- [STATED GOAL]
Of the lines in the entries, how many hold the word "учитывать"? Give that number alone.

--- Begin ---

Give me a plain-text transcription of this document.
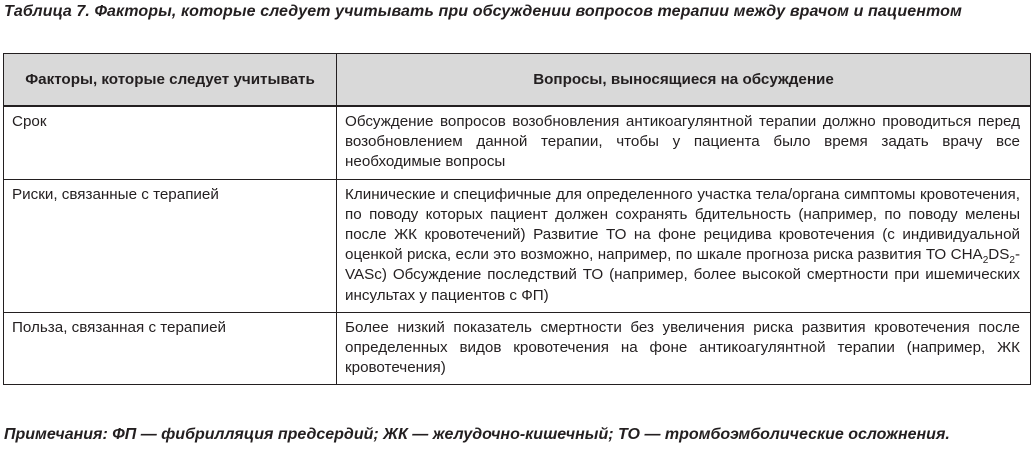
Таблица 7. Факторы, которые следует учитывать при обсуждении вопросов терапии между врачом и пациентом
Факторы, которые следует учитывать	Вопросы, выносящиеся на обсуждение
Срок	Обсуждение вопросов возобновления антикоагулянтной терапии должно проводиться перед возобновлением данной терапии, чтобы у пациента было время задать врачу все необходимые вопросы
Риски, связанные с терапией	Клинические и специфичные для определенного участка тела/органа симптомы кровотечения, по поводу которых пациент должен сохранять бдительность (например, по поводу мелены после ЖК кровотечений) Развитие ТО на фоне рецидива кровотечения (с индивидуальной оценкой риска, если это возможно, например, по шкале прогноза риска развития ТО $CHA_2DS_2-VASc$) Обсуждение последствий ТО (например, более высокой смертности при ишемических инсультах у пациентов с ФП)
Польза, связанная с терапией	Более низкий показатель смертности без увеличения риска развития кровотечения после определенных видов кровотечения на фоне антикоагулянтной терапии (например, ЖК кровотечения)
Примечания: ФП — фибрилляция предсердий; ЖК — желудочно-кишечный; ТО — тромбоэмболические осложнения.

--- End ---

- [RESULT OF THE EXERCISE]
2